(Entries from a dataset)
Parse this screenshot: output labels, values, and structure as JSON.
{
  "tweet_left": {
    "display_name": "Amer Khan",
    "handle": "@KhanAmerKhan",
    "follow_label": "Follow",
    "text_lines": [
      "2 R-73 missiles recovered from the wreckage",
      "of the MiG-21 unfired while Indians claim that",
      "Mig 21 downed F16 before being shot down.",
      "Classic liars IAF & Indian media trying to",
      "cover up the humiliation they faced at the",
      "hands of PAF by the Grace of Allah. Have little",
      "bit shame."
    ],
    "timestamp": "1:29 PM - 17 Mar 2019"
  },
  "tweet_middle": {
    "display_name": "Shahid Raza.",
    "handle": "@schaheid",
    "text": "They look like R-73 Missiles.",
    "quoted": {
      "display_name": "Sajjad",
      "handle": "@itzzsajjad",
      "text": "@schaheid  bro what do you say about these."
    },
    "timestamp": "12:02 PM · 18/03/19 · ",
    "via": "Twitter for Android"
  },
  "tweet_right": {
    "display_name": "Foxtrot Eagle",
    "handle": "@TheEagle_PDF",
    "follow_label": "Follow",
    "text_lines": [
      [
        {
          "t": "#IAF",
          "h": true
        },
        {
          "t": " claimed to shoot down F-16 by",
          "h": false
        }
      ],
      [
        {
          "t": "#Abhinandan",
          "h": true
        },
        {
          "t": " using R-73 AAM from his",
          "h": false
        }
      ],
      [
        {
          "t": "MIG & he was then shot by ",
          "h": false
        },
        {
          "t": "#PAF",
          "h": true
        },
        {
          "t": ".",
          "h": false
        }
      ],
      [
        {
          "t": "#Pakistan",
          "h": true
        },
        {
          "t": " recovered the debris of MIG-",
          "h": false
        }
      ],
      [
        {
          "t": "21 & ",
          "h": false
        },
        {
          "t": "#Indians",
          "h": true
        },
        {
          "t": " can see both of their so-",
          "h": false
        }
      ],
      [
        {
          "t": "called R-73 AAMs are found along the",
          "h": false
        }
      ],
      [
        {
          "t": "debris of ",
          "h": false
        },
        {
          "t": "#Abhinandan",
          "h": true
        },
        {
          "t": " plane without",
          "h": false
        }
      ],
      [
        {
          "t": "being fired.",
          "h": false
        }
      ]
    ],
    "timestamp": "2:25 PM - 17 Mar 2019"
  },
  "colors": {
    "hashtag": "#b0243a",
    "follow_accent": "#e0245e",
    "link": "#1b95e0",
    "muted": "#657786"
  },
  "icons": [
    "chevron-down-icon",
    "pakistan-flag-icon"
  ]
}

**REQUIRED WORK:** Retype the whole listing above exactly.

**TASK RESPONSE:**
Parse this screenshot: output labels, values, and structure as JSON.
{
  "tweet_left": {
    "display_name": "Amer Khan",
    "handle": "@KhanAmerKhan",
    "follow_label": "Follow",
    "text_lines": [
      "2 R-73 missiles recovered from the wreckage",
      "of the MiG-21 unfired while Indians claim that",
      "Mig 21 downed F16 before being shot down.",
      "Classic liars IAF & Indian media trying to",
      "cover up the humiliation they faced at the",
      "hands of PAF by the Grace of Allah. Have little",
      "bit shame."
    ],
    "timestamp": "1:29 PM - 17 Mar 2019"
  },
  "tweet_middle": {
    "display_name": "Shahid Raza.",
    "handle": "@schaheid",
    "text": "They look like R-73 Missiles.",
    "quoted": {
      "display_name": "Sajjad",
      "handle": "@itzzsajjad",
      "text": "@schaheid  bro what do you say about these."
    },
    "timestamp": "12:02 PM · 18/03/19 · ",
    "via": "Twitter for Android"
  },
  "tweet_right": {
    "display_name": "Foxtrot Eagle",
    "handle": "@TheEagle_PDF",
    "follow_label": "Follow",
    "text_lines": [
      [
        {
          "t": "#IAF",
          "h": true
        },
        {
          "t": " claimed to shoot down F-16 by",
          "h": false
        }
      ],
      [
        {
          "t": "#Abhinandan",
          "h": true
        },
        {
          "t": " using R-73 AAM from his",
          "h": false
        }
      ],
      [
        {
          "t": "MIG & he was then shot by ",
          "h": false
        },
        {
          "t": "#PAF",
          "h": true
        },
        {
          "t": ".",
          "h": false
        }
      ],
      [
        {
          "t": "#Pakistan",
          "h": true
        },
        {
          "t": " recovered the debris of MIG-",
          "h": false
        }
      ],
      [
        {
          "t": "21 & ",
          "h": false
        },
        {
          "t": "#Indians",
          "h": true
        },
        {
          "t": " can see both of their so-",
          "h": false
        }
      ],
      [
        {
          "t": "called R-73 AAMs are found along the",
          "h": false
        }
      ],
      [
        {
          "t": "debris of ",
          "h": false
        },
        {
          "t": "#Abhinandan",
          "h": true
        },
        {
          "t": " plane without",
          "h": false
        }
      ],
      [
        {
          "t": "being fired.",
          "h": false
        }
      ]
    ],
    "timestamp": "2:25 PM - 17 Mar 2019"
  },
  "colors": {
    "hashtag": "#b0243a",
    "follow_accent": "#e0245e",
    "link": "#1b95e0",
    "muted": "#657786"
  },
  "icons": [
    "chevron-down-icon",
    "pakistan-flag-icon"
  ]
}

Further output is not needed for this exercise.